■ WHAT TO WORK ON
What follows is a listing; restate every line of it word for word.
>> Start RECORDS PROVIDED
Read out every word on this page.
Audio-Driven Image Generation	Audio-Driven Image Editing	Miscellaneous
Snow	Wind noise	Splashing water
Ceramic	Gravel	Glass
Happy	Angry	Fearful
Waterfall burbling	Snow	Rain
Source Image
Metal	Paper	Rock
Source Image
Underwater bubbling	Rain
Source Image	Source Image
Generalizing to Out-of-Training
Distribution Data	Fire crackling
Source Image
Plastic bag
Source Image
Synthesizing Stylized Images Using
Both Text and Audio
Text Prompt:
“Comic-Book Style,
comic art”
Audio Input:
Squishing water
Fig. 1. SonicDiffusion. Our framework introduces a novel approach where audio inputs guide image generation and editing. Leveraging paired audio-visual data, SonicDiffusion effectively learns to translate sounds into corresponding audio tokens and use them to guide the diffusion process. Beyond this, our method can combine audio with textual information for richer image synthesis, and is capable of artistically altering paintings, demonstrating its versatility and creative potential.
>> End RECORDS PROVIDED
■ CORRECT OUTPUT
Read out every word on this page.
Audio-Driven Image Generation	Audio-Driven Image Editing	Miscellaneous
Snow	Wind noise	Splashing water
Ceramic	Gravel	Glass
Happy	Angry	Fearful
Waterfall burbling	Snow	Rain
Source Image
Metal	Paper	Rock
Source Image
Underwater bubbling	Rain
Source Image	Source Image
Generalizing to Out-of-Training
Distribution Data	Fire crackling
Source Image
Plastic bag
Source Image
Synthesizing Stylized Images Using
Both Text and Audio
Text Prompt:
“Comic-Book Style,
comic art”
Audio Input:
Squishing water
Fig. 1. SonicDiffusion. Our framework introduces a novel approach where audio inputs guide image generation and editing. Leveraging paired audio-visual data, SonicDiffusion effectively learns to translate sounds into corresponding audio tokens and use them to guide the diffusion process. Beyond this, our method can combine audio with textual information for richer image synthesis, and is capable of artistically altering paintings, demonstrating its versatility and creative potential.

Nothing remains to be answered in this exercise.